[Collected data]

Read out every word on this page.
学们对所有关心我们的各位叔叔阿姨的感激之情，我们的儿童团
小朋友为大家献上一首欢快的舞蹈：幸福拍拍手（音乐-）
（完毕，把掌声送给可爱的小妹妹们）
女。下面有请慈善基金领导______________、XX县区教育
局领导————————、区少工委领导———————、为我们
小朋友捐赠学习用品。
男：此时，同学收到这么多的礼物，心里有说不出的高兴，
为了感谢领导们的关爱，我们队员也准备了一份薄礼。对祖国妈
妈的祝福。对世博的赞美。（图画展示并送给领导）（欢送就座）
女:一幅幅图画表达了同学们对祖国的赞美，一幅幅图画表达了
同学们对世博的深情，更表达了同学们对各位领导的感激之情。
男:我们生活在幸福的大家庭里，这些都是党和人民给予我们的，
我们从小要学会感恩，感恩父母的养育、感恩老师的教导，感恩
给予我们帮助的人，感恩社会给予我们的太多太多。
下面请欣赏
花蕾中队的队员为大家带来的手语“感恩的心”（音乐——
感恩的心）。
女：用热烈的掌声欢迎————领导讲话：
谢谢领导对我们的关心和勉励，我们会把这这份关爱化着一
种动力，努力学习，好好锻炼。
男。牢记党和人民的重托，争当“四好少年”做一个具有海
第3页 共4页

EXERCISE – All of the records must be retyped exactly as they are.

FINISHED ANSWER –
Read out every word on this page.
学们对所有关心我们的各位叔叔阿姨的感激之情，我们的儿童团
小朋友为大家献上一首欢快的舞蹈：幸福拍拍手（音乐-）
（完毕，把掌声送给可爱的小妹妹们）
女。下面有请慈善基金领导______________、XX县区教育
局领导————————、区少工委领导———————、为我们
小朋友捐赠学习用品。
男：此时，同学收到这么多的礼物，心里有说不出的高兴，
为了感谢领导们的关爱，我们队员也准备了一份薄礼。对祖国妈
妈的祝福。对世博的赞美。（图画展示并送给领导）（欢送就座）
女:一幅幅图画表达了同学们对祖国的赞美，一幅幅图画表达了
同学们对世博的深情，更表达了同学们对各位领导的感激之情。
男:我们生活在幸福的大家庭里，这些都是党和人民给予我们的，
我们从小要学会感恩，感恩父母的养育、感恩老师的教导，感恩
给予我们帮助的人，感恩社会给予我们的太多太多。
下面请欣赏
花蕾中队的队员为大家带来的手语“感恩的心”（音乐——
感恩的心）。
女：用热烈的掌声欢迎————领导讲话：
谢谢领导对我们的关心和勉励，我们会把这这份关爱化着一
种动力，努力学习，好好锻炼。
男。牢记党和人民的重托，争当“四好少年”做一个具有海
第3页 共4页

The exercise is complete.